Yang Ditanyakan: Tentukan apakah tiap pernyataan berikut sesuai dengan kutipan wawancara di bawah, lalu jawab ya atau tidak disertai kata-kata penentu dari kutipan wawancara itu yang dikutip persis. (a) Orang yang diwawancarai mengatakan sudah menonton film tersebut. (b) Film dokumenter itu diambil dari sejarah Pemuda Pancasila pada tahun 1965. (c) Orang yang diwawancarai menyebut Pemuda Rakyat sebagai satu-satunya musuh berat mereka waktu itu.

Kutipan Pilihan:
________________________
Kalau kita bicara mengenai sosok Joshua, kirakira keadaannya seperti apa? Apakah ada order tertentu?

Saya kira tidak seperti itu. Itu hanya kebijaksanaan dia sendiri untuk melengkapi tugas program S3-nya. Dia membuat film itu saya juga heran. Film dokumenter itu diambil dari sejarah Pemuda Pancasila pada tahun 1965.

Saat itu situasinya seperti apa?

Kita akui situasi saat itu memang cukup menegangkan, di mana kalau kita tidak siap, kita yang disiapkan orang.

Berarti ada ancaman?

Ya ada ancaman. Setelah film diputar, apa tanggapan masyarakat? Sampai saat ini saya bingung, karena saya belum pernah lihat. Sampai sekarang ini, macam mana bentuk film dan apa ceritanya saya juga nggak tahu.

Pada saat itu Anda bergabung dengan barisan komando aksi, siapa yang mengajak?

Itu hasrat hati macam-macam pemuda, kami para pemuda antusias terhadap PKI yang telah berbuat seenaknya. Mencederai pemuda. Apalagi kita itu pemuda yang agak susah. Jadi Pemuda Rakyat itu satu-satunya musuh berat kita waktu itu.
________________________
Data Terkumpul:
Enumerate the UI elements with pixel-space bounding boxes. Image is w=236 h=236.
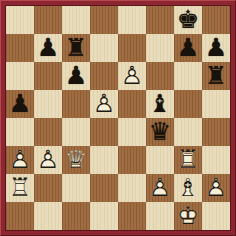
________________________
Jawaban:
(a) Tidak: "karena saya belum pernah lihat."
(b) Ya: "Film dokumenter itu diambil dari sejarah Pemuda Pancasila pada tahun 1965."
(c) Ya: "Jadi Pemuda Rakyat itu satu-satunya musuh berat kita waktu itu."